- Stated problem -
Output the entries word for word. Omit images.

Records about charts and figures:
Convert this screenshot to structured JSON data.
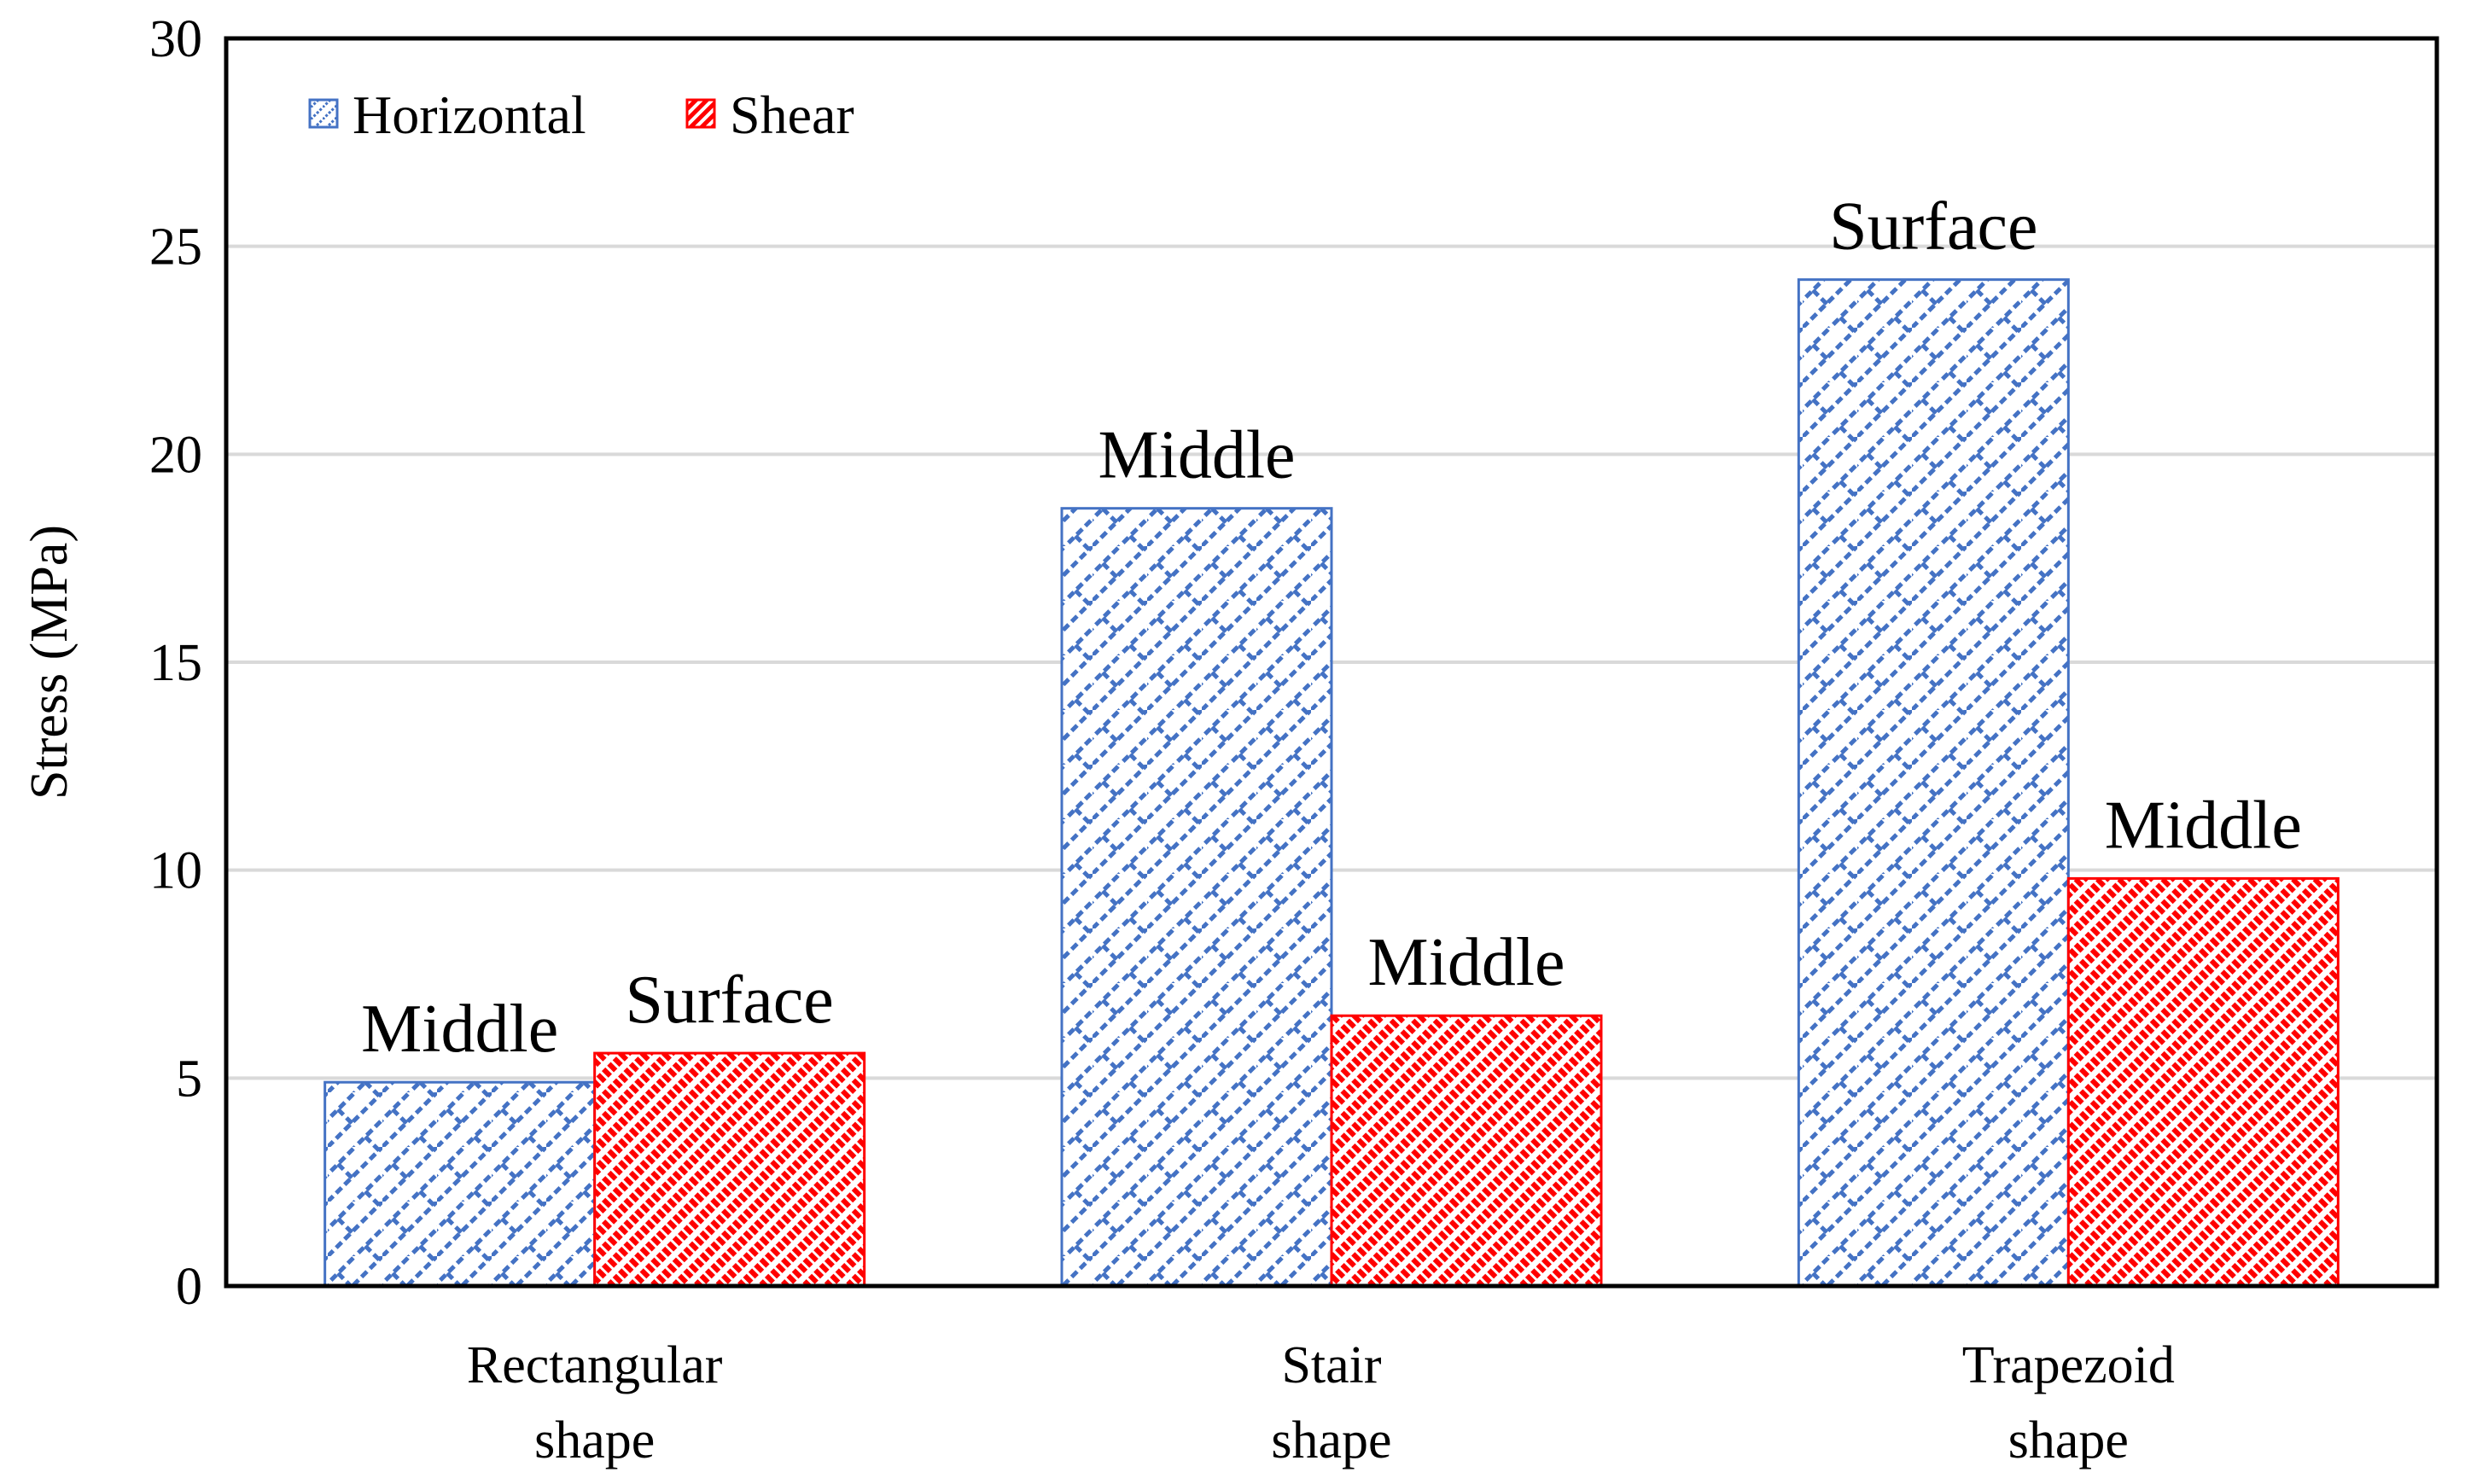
{
  "chart_data": {
    "type": "bar",
    "title": "",
    "xlabel": "",
    "ylabel": "Stress (MPa)",
    "ylim": [
      0,
      30
    ],
    "yticks": [
      0,
      5,
      10,
      15,
      20,
      25,
      30
    ],
    "ytick_labels": [
      "0",
      "5",
      "10",
      "15",
      "20",
      "25",
      "30"
    ],
    "grid": true,
    "legend_position": "top-left",
    "categories": [
      [
        "Rectangular",
        "shape"
      ],
      [
        "Stair",
        "shape"
      ],
      [
        "Trapezoid",
        "shape"
      ]
    ],
    "series": [
      {
        "name": "Horizontal",
        "color": "#4472C4",
        "values": [
          4.9,
          18.7,
          24.2
        ],
        "annotations": [
          "Middle",
          "Middle",
          "Surface"
        ]
      },
      {
        "name": "Shear",
        "color": "#FF0000",
        "values": [
          5.6,
          6.5,
          9.8
        ],
        "annotations": [
          "Surface",
          "Middle",
          "Middle"
        ]
      }
    ]
  }
}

- The completed task -
Convert this screenshot to structured JSON data.
{
  "chart_data": {
    "type": "bar",
    "title": "",
    "xlabel": "",
    "ylabel": "Stress (MPa)",
    "ylim": [
      0,
      30
    ],
    "yticks": [
      0,
      5,
      10,
      15,
      20,
      25,
      30
    ],
    "ytick_labels": [
      "0",
      "5",
      "10",
      "15",
      "20",
      "25",
      "30"
    ],
    "grid": true,
    "legend_position": "top-left",
    "categories": [
      [
        "Rectangular",
        "shape"
      ],
      [
        "Stair",
        "shape"
      ],
      [
        "Trapezoid",
        "shape"
      ]
    ],
    "series": [
      {
        "name": "Horizontal",
        "color": "#4472C4",
        "values": [
          4.9,
          18.7,
          24.2
        ],
        "annotations": [
          "Middle",
          "Middle",
          "Surface"
        ]
      },
      {
        "name": "Shear",
        "color": "#FF0000",
        "values": [
          5.6,
          6.5,
          9.8
        ],
        "annotations": [
          "Surface",
          "Middle",
          "Middle"
        ]
      }
    ]
  }
}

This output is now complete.